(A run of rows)
-- START --

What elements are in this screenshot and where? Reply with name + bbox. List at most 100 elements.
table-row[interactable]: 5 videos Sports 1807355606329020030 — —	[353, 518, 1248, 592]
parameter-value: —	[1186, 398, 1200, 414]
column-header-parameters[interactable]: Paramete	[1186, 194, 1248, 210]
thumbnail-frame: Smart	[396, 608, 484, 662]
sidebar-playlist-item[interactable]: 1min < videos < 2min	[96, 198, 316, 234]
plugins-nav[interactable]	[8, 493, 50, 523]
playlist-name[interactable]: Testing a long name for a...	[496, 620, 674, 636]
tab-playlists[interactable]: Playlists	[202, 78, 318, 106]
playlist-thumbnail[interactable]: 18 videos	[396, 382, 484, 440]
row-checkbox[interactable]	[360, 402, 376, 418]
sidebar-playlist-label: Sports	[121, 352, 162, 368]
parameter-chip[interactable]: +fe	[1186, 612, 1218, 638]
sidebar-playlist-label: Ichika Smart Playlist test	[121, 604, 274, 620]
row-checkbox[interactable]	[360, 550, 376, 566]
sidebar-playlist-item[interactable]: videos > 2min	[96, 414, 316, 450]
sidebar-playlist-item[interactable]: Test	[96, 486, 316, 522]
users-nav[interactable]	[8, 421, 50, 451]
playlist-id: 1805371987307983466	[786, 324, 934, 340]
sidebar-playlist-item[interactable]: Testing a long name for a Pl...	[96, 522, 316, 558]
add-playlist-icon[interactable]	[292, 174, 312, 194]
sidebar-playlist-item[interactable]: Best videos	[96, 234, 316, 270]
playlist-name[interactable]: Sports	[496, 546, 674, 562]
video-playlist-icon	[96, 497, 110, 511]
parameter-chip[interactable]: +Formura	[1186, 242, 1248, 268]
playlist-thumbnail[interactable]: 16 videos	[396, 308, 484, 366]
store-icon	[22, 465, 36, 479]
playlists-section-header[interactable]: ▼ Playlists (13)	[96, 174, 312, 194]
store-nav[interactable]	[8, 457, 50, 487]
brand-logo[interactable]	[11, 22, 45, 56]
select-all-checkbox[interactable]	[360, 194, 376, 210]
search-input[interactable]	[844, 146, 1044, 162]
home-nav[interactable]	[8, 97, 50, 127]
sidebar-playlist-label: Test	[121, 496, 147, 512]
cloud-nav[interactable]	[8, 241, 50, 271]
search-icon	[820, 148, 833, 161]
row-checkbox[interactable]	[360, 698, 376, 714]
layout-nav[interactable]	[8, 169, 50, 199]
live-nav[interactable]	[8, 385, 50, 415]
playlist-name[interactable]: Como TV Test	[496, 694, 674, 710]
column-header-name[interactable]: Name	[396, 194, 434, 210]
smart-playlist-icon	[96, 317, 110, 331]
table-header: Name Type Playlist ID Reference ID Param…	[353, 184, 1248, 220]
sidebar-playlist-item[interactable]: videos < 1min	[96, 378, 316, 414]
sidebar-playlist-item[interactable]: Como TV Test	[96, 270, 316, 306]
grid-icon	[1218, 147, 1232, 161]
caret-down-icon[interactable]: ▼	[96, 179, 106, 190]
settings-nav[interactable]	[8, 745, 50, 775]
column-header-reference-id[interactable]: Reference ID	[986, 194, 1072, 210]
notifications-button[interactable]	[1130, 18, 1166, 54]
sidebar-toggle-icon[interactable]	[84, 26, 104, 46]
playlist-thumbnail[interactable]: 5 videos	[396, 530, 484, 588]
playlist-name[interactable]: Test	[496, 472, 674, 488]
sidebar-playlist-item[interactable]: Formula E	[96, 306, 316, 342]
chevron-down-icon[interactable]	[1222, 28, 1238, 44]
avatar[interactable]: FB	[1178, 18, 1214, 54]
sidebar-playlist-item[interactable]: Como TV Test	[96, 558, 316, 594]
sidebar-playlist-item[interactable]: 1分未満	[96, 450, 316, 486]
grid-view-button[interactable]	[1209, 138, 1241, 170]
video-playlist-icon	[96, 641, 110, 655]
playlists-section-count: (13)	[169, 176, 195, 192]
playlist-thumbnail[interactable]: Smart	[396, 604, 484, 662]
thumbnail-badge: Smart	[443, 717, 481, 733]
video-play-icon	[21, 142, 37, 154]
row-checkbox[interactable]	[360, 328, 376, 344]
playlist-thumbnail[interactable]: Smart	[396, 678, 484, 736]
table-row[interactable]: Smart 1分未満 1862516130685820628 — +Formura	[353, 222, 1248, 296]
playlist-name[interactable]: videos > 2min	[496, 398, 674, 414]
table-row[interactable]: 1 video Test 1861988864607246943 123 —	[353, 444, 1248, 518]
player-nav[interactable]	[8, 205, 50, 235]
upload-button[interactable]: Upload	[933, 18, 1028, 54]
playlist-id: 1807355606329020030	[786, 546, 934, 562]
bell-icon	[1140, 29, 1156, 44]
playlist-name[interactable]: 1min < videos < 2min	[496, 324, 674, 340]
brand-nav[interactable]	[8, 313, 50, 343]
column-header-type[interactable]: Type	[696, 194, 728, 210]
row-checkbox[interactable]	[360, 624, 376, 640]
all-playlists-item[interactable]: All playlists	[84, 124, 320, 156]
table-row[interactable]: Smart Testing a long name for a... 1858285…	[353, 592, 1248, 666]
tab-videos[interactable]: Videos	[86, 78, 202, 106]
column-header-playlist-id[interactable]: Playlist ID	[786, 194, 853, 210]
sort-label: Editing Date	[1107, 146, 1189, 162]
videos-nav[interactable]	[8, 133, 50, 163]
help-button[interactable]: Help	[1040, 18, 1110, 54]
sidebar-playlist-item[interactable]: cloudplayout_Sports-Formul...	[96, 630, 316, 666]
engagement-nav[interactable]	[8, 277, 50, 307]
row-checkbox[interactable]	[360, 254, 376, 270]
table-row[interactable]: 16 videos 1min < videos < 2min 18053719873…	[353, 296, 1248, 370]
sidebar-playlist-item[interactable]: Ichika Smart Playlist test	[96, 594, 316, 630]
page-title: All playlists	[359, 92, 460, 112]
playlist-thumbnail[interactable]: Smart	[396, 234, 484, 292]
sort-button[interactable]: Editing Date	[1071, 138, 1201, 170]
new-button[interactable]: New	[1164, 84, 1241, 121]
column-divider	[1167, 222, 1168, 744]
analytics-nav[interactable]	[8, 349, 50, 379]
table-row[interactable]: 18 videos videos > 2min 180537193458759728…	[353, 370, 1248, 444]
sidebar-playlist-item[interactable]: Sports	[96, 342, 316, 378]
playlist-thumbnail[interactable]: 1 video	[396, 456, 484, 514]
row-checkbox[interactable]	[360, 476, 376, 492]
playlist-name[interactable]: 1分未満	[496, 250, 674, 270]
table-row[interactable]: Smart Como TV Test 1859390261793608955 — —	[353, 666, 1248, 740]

-- END --

◆ **Problem to solve**:
Quote every line of the rows above verbatim.

◆ **Solution to the problem**:
What elements are in this screenshot and where? Reply with name + bbox. List at most 100 elements.
table-row[interactable]: 5 videos Sports 1807355606329020030 — —	[353, 518, 1248, 592]
parameter-value: —	[1186, 398, 1200, 414]
column-header-parameters[interactable]: Paramete	[1186, 194, 1248, 210]
thumbnail-frame: Smart	[396, 608, 484, 662]
sidebar-playlist-item[interactable]: 1min < videos < 2min	[96, 198, 316, 234]
plugins-nav[interactable]	[8, 493, 50, 523]
playlist-name[interactable]: Testing a long name for a...	[496, 620, 674, 636]
tab-playlists[interactable]: Playlists	[202, 78, 318, 106]
playlist-thumbnail[interactable]: 18 videos	[396, 382, 484, 440]
row-checkbox[interactable]	[360, 402, 376, 418]
sidebar-playlist-label: Sports	[121, 352, 162, 368]
parameter-chip[interactable]: +fe	[1186, 612, 1218, 638]
sidebar-playlist-label: Ichika Smart Playlist test	[121, 604, 274, 620]
row-checkbox[interactable]	[360, 550, 376, 566]
sidebar-playlist-item[interactable]: videos > 2min	[96, 414, 316, 450]
sidebar-playlist-item[interactable]: Test	[96, 486, 316, 522]
users-nav[interactable]	[8, 421, 50, 451]
playlist-id: 1805371987307983466	[786, 324, 934, 340]
sidebar-playlist-item[interactable]: Testing a long name for a Pl...	[96, 522, 316, 558]
add-playlist-icon[interactable]	[292, 174, 312, 194]
sidebar-playlist-item[interactable]: Best videos	[96, 234, 316, 270]
playlist-name[interactable]: Sports	[496, 546, 674, 562]
video-playlist-icon	[96, 497, 110, 511]
parameter-chip[interactable]: +Formura	[1186, 242, 1248, 268]
playlist-thumbnail[interactable]: 16 videos	[396, 308, 484, 366]
store-icon	[22, 465, 36, 479]
playlists-section-header[interactable]: ▼ Playlists (13)	[96, 174, 312, 194]
store-nav[interactable]	[8, 457, 50, 487]
brand-logo[interactable]	[11, 22, 45, 56]
select-all-checkbox[interactable]	[360, 194, 376, 210]
search-input[interactable]	[844, 146, 1044, 162]
home-nav[interactable]	[8, 97, 50, 127]
sidebar-playlist-label: Test	[121, 496, 147, 512]
cloud-nav[interactable]	[8, 241, 50, 271]
search-icon	[820, 148, 833, 161]
row-checkbox[interactable]	[360, 698, 376, 714]
layout-nav[interactable]	[8, 169, 50, 199]
live-nav[interactable]	[8, 385, 50, 415]
playlist-name[interactable]: Como TV Test	[496, 694, 674, 710]
column-header-name[interactable]: Name	[396, 194, 434, 210]
smart-playlist-icon	[96, 317, 110, 331]
table-header: Name Type Playlist ID Reference ID Param…	[353, 184, 1248, 220]
sidebar-playlist-item[interactable]: videos < 1min	[96, 378, 316, 414]
sidebar-playlist-item[interactable]: Como TV Test	[96, 270, 316, 306]
grid-icon	[1218, 147, 1232, 161]
caret-down-icon[interactable]: ▼	[96, 179, 106, 190]
settings-nav[interactable]	[8, 745, 50, 775]
column-header-reference-id[interactable]: Reference ID	[986, 194, 1072, 210]
notifications-button[interactable]	[1130, 18, 1166, 54]
sidebar-toggle-icon[interactable]	[84, 26, 104, 46]
playlist-thumbnail[interactable]: 5 videos	[396, 530, 484, 588]
playlist-name[interactable]: Test	[496, 472, 674, 488]
sidebar-playlist-item[interactable]: Formula E	[96, 306, 316, 342]
chevron-down-icon[interactable]	[1222, 28, 1238, 44]
avatar[interactable]: FB	[1178, 18, 1214, 54]
sidebar-playlist-item[interactable]: Como TV Test	[96, 558, 316, 594]
sidebar-playlist-item[interactable]: 1分未満	[96, 450, 316, 486]
grid-view-button[interactable]	[1209, 138, 1241, 170]
video-playlist-icon	[96, 641, 110, 655]
playlists-section-count: (13)	[169, 176, 195, 192]
playlist-thumbnail[interactable]: Smart	[396, 604, 484, 662]
thumbnail-badge: Smart	[443, 717, 481, 733]
video-play-icon	[21, 142, 37, 154]
row-checkbox[interactable]	[360, 328, 376, 344]
playlist-thumbnail[interactable]: Smart	[396, 678, 484, 736]
table-row[interactable]: Smart 1分未満 1862516130685820628 — +Formura	[353, 222, 1248, 296]
playlist-name[interactable]: videos > 2min	[496, 398, 674, 414]
table-row[interactable]: 1 video Test 1861988864607246943 123 —	[353, 444, 1248, 518]
player-nav[interactable]	[8, 205, 50, 235]
upload-button[interactable]: Upload	[933, 18, 1028, 54]
playlist-id: 1807355606329020030	[786, 546, 934, 562]
bell-icon	[1140, 29, 1156, 44]
playlist-name[interactable]: 1min < videos < 2min	[496, 324, 674, 340]
brand-nav[interactable]	[8, 313, 50, 343]
column-header-type[interactable]: Type	[696, 194, 728, 210]
row-checkbox[interactable]	[360, 624, 376, 640]
all-playlists-item[interactable]: All playlists	[84, 124, 320, 156]
table-row[interactable]: Smart Testing a long name for a... 1858285…	[353, 592, 1248, 666]
tab-videos[interactable]: Videos	[86, 78, 202, 106]
column-header-playlist-id[interactable]: Playlist ID	[786, 194, 853, 210]
sort-label: Editing Date	[1107, 146, 1189, 162]
videos-nav[interactable]	[8, 133, 50, 163]
help-button[interactable]: Help	[1040, 18, 1110, 54]
sidebar-playlist-item[interactable]: cloudplayout_Sports-Formul...	[96, 630, 316, 666]
engagement-nav[interactable]	[8, 277, 50, 307]
row-checkbox[interactable]	[360, 254, 376, 270]
table-row[interactable]: 16 videos 1min < videos < 2min 18053719873…	[353, 296, 1248, 370]
sidebar-playlist-item[interactable]: Ichika Smart Playlist test	[96, 594, 316, 630]
page-title: All playlists	[359, 92, 460, 112]
playlist-thumbnail[interactable]: Smart	[396, 234, 484, 292]
sort-button[interactable]: Editing Date	[1071, 138, 1201, 170]
new-button[interactable]: New	[1164, 84, 1241, 121]
column-divider	[1167, 222, 1168, 744]
analytics-nav[interactable]	[8, 349, 50, 379]
table-row[interactable]: 18 videos videos > 2min 180537193458759728…	[353, 370, 1248, 444]
sidebar-playlist-item[interactable]: Sports	[96, 342, 316, 378]
playlist-thumbnail[interactable]: 1 video	[396, 456, 484, 514]
row-checkbox[interactable]	[360, 476, 376, 492]
playlist-name[interactable]: 1分未満	[496, 250, 674, 270]
table-row[interactable]: Smart Como TV Test 1859390261793608955 — —	[353, 666, 1248, 740]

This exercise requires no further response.